* [Requirements]
Copy out lines with the word "text" from the material that follows.

— Begin Source material —

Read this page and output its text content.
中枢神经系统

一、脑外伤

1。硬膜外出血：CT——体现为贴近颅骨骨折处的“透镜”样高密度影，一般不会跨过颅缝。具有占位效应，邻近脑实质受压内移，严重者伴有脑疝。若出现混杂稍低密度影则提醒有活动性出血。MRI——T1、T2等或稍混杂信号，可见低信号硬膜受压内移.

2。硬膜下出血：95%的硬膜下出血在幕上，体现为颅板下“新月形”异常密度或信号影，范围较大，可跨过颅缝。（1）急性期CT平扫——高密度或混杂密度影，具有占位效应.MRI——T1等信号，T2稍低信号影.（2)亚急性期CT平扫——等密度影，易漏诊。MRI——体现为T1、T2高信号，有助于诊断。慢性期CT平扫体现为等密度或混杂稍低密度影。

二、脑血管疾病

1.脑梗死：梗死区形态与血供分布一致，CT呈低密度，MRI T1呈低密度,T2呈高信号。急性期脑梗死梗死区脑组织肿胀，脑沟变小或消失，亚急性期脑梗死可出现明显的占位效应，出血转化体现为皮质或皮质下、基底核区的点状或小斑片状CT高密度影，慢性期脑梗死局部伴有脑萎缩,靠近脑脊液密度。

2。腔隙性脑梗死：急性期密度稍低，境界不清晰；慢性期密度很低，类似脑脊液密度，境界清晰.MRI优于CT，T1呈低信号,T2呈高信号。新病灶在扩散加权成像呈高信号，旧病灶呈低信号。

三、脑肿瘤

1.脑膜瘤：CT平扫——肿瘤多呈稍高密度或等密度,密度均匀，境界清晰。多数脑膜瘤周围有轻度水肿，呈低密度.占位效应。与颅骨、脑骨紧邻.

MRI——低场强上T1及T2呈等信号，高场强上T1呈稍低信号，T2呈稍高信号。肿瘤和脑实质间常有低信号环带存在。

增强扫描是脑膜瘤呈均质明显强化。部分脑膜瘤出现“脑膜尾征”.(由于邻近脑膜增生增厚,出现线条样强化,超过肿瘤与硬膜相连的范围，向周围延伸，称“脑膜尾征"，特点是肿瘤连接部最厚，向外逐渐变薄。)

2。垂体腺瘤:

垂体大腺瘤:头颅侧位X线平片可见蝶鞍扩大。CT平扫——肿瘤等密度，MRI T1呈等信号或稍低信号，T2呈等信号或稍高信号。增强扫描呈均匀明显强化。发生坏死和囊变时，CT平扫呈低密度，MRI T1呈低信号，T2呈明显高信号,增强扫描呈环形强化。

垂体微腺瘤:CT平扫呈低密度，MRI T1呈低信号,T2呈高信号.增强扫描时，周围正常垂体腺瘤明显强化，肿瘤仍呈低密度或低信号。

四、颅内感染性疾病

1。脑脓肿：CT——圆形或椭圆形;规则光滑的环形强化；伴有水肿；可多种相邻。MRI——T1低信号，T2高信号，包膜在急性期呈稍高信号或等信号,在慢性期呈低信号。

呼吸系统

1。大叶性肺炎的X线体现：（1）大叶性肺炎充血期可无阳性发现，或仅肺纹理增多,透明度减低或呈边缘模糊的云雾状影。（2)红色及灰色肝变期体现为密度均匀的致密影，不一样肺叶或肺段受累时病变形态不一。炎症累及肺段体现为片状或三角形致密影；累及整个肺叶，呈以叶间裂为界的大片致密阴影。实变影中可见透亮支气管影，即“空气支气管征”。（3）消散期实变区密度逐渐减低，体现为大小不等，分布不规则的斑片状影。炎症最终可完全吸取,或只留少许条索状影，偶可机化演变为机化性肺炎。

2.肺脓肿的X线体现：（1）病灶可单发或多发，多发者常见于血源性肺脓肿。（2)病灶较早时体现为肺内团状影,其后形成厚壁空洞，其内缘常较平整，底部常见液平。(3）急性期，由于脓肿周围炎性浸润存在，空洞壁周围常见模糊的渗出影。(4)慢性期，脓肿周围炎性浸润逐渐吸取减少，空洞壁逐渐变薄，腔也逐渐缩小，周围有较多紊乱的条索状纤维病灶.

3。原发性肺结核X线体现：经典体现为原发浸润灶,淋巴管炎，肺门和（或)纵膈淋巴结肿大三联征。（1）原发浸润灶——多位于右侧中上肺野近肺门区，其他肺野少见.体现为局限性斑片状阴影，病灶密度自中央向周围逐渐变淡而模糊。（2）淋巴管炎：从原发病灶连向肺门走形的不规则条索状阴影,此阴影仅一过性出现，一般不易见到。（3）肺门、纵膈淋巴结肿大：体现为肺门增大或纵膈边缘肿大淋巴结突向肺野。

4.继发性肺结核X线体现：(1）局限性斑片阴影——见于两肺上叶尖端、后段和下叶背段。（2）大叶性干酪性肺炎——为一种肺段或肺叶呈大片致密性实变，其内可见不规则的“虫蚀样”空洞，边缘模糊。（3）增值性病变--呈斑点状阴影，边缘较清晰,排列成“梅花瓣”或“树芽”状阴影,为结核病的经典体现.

— End Source material —
— Begin Source material —

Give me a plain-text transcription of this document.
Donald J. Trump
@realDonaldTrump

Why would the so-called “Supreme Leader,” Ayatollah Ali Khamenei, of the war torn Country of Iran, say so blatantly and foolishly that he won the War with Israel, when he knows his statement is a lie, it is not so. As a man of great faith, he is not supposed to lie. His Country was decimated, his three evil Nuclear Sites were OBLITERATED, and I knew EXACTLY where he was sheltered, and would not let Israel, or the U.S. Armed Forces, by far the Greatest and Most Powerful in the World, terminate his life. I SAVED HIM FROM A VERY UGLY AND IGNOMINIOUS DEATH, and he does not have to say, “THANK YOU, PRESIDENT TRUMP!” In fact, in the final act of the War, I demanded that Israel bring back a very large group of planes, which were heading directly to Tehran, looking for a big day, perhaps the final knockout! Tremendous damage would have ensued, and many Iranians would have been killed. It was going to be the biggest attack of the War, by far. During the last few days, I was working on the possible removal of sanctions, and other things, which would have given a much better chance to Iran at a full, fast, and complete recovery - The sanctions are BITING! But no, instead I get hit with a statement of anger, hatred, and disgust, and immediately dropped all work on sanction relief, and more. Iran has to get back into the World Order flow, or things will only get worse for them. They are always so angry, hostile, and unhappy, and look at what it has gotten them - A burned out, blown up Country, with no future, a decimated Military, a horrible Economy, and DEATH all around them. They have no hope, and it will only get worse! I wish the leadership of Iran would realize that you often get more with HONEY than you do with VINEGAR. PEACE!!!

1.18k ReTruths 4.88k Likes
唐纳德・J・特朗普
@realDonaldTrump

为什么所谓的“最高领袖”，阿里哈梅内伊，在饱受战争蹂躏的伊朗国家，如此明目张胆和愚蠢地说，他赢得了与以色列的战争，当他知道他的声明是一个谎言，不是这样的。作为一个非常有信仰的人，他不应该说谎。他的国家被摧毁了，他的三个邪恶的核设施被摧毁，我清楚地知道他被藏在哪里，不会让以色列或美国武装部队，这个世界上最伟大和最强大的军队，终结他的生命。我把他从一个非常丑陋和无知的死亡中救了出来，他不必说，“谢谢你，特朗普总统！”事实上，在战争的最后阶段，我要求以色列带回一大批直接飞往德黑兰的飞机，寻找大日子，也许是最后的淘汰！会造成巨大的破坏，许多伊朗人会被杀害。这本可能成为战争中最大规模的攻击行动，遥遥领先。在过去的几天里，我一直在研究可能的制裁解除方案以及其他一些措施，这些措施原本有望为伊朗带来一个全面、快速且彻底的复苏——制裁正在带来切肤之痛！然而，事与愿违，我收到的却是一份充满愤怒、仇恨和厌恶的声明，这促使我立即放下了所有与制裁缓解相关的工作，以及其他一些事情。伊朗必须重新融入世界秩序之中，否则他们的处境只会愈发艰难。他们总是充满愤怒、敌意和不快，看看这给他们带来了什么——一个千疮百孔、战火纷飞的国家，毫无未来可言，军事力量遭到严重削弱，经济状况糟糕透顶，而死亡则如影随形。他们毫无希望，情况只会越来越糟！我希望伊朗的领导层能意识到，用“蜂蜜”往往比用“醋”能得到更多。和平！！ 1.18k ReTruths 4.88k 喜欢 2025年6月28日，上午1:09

— End Source material —
— Begin Source material —

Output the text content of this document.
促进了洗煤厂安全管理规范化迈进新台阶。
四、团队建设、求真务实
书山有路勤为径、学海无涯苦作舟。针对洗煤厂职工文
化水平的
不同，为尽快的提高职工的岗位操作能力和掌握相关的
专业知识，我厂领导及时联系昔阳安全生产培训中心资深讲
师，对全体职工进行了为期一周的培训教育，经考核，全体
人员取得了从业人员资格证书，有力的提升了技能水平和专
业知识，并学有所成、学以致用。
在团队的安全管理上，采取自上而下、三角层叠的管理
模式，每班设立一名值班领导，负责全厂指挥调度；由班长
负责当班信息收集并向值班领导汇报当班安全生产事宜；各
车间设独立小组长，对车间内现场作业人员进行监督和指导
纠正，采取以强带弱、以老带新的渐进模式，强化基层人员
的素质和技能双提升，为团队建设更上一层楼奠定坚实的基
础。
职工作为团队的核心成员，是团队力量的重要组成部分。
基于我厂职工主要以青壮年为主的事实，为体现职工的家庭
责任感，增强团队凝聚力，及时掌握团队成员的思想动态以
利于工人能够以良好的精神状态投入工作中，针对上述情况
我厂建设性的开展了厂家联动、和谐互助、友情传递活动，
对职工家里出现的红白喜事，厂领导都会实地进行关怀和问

— End Source material —

* [Solution to this exercise]
Read this page and output its text content.
Give me a plain-text transcription of this document.
Output the text content of this document.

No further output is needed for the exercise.